Task to carry out: Go through the entries below and copy each line containing the word "Information".

Extracted data entries:
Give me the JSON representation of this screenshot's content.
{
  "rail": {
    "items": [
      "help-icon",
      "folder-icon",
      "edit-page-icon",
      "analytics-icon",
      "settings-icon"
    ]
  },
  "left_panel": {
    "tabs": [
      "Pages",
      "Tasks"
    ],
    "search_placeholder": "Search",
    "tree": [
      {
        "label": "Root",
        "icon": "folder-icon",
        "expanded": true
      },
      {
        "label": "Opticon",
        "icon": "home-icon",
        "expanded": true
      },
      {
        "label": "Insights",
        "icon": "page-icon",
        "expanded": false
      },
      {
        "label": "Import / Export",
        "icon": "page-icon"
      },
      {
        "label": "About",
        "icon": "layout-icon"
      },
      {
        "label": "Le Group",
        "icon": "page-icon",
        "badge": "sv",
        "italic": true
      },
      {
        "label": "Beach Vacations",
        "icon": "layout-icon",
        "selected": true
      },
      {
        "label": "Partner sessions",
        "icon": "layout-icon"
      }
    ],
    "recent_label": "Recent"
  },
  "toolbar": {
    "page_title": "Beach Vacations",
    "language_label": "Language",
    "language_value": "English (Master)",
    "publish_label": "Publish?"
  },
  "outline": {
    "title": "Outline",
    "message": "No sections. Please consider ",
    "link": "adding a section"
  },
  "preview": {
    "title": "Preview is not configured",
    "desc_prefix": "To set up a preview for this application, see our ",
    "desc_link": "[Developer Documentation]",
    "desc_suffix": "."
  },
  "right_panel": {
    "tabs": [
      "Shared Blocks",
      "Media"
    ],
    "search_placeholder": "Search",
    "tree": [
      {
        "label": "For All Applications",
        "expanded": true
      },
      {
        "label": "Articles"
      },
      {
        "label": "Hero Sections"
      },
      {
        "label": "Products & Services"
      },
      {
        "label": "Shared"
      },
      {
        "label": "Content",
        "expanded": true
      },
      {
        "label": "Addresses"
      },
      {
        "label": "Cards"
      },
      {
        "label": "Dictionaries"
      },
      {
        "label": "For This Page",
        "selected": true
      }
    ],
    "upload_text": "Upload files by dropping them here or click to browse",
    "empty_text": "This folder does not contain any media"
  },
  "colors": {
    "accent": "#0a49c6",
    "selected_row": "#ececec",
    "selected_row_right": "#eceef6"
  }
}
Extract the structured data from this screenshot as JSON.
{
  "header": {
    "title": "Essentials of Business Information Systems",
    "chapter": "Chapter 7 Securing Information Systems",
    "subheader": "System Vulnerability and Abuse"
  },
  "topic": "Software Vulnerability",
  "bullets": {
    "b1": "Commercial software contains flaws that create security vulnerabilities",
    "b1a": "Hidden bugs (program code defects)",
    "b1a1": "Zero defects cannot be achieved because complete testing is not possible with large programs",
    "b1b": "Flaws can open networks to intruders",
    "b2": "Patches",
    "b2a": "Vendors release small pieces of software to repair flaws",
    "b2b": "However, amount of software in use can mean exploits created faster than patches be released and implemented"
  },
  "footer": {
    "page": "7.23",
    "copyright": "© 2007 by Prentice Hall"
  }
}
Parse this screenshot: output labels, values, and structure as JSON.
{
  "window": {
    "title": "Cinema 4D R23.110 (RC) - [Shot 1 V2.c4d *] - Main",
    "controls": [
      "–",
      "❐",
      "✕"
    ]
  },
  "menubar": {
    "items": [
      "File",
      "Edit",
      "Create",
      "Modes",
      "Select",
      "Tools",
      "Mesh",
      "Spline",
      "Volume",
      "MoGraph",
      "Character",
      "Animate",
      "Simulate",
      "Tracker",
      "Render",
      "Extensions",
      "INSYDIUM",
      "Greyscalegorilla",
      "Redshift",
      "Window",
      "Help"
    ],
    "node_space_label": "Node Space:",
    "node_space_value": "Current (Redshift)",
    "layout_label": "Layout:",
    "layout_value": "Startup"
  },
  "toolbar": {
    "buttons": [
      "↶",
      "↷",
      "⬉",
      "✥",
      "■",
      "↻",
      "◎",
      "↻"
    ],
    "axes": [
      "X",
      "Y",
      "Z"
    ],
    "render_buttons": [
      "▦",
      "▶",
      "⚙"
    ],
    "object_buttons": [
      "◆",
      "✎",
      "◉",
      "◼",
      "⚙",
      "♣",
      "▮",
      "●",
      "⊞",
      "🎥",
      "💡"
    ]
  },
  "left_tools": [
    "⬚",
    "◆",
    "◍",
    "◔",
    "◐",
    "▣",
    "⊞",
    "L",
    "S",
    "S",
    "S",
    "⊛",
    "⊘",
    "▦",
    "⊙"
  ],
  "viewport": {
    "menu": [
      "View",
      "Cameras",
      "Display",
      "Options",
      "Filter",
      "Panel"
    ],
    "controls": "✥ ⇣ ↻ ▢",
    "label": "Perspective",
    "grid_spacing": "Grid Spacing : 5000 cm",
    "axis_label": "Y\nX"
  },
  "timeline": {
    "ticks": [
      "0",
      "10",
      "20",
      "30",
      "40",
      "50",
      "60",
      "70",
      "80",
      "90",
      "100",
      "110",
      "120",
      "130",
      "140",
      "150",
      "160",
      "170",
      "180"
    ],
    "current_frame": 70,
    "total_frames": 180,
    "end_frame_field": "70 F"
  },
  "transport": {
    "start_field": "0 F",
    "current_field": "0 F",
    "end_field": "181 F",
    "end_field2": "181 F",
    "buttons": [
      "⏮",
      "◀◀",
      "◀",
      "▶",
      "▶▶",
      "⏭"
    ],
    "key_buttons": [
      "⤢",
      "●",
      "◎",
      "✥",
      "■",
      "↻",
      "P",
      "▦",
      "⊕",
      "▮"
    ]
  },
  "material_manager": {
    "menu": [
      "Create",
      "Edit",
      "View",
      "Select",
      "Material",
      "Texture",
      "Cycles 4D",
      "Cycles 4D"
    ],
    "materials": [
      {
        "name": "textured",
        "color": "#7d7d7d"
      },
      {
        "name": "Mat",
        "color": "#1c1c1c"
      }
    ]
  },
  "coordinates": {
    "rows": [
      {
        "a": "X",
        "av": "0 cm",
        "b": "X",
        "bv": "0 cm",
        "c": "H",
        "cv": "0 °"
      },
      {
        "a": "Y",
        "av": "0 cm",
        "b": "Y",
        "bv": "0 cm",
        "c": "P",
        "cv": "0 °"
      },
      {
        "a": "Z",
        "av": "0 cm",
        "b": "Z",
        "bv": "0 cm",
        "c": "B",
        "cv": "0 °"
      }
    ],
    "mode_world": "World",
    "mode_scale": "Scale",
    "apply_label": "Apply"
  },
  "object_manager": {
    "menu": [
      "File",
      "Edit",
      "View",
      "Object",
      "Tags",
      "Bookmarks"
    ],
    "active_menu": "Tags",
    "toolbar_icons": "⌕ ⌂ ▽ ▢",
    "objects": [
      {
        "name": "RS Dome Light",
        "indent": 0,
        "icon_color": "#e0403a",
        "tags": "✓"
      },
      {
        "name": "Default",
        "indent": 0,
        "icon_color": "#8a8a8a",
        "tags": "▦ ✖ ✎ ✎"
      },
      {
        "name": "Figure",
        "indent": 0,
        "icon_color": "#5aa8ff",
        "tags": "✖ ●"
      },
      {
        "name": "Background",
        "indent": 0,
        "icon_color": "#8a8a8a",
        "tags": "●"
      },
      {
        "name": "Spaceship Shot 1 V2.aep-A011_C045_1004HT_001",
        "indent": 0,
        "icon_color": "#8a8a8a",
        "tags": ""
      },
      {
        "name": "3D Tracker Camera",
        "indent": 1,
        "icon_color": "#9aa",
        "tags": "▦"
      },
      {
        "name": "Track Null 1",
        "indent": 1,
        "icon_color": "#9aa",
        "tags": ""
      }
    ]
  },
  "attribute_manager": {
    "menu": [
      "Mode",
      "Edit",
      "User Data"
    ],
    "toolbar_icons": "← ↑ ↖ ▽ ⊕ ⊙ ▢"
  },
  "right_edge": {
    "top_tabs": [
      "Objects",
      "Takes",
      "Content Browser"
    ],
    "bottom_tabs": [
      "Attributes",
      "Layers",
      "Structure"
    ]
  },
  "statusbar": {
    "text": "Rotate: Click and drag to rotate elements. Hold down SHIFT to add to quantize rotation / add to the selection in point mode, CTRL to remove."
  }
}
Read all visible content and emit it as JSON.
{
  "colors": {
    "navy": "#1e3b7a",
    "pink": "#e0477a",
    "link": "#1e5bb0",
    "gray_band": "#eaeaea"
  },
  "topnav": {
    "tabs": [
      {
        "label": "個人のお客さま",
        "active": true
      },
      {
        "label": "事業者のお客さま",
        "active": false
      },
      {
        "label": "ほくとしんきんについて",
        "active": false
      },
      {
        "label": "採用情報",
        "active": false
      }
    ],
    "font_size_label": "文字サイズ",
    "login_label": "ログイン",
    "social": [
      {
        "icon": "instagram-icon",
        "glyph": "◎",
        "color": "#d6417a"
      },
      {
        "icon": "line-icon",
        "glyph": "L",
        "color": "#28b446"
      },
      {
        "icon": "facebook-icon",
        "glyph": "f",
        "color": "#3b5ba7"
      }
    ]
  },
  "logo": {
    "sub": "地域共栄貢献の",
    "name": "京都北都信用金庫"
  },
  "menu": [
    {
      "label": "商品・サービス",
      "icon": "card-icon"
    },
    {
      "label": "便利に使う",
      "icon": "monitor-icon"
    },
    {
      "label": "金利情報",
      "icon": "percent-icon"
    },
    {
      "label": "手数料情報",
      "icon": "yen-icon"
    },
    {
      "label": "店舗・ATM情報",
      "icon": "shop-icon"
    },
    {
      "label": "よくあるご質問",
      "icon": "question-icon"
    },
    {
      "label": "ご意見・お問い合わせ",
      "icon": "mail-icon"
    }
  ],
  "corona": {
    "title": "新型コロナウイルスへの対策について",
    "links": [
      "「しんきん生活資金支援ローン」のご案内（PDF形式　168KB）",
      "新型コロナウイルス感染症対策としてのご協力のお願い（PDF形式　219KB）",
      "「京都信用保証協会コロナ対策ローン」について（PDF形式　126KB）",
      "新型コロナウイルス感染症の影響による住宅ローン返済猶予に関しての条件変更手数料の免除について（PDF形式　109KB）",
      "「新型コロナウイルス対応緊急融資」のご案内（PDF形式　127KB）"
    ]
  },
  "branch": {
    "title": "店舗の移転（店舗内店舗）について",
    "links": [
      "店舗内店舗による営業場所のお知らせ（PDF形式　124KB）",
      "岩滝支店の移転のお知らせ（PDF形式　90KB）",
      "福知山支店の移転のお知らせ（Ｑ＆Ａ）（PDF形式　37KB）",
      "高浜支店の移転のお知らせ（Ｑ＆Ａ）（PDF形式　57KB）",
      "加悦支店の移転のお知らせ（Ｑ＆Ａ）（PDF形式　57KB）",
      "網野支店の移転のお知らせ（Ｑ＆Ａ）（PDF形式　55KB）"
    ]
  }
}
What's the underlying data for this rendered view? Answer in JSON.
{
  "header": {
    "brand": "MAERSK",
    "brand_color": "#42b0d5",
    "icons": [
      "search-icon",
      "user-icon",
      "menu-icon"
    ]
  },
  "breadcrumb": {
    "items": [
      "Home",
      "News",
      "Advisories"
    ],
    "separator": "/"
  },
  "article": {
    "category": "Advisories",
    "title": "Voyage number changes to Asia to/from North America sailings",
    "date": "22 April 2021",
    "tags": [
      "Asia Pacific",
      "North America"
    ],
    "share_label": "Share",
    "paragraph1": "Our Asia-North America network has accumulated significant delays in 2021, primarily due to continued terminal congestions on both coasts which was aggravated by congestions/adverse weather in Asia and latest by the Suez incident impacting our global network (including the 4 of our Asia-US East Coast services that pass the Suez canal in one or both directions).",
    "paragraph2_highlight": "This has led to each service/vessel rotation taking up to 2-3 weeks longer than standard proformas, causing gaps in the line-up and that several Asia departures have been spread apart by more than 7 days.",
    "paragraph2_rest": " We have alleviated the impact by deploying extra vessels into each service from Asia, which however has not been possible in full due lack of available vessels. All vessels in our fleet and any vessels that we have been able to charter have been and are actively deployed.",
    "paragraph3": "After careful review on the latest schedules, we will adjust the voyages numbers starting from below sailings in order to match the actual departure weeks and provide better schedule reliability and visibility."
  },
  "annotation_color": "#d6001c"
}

Result:
    "title": "Essentials of Business Information Systems",
    "chapter": "Chapter 7 Securing Information Systems",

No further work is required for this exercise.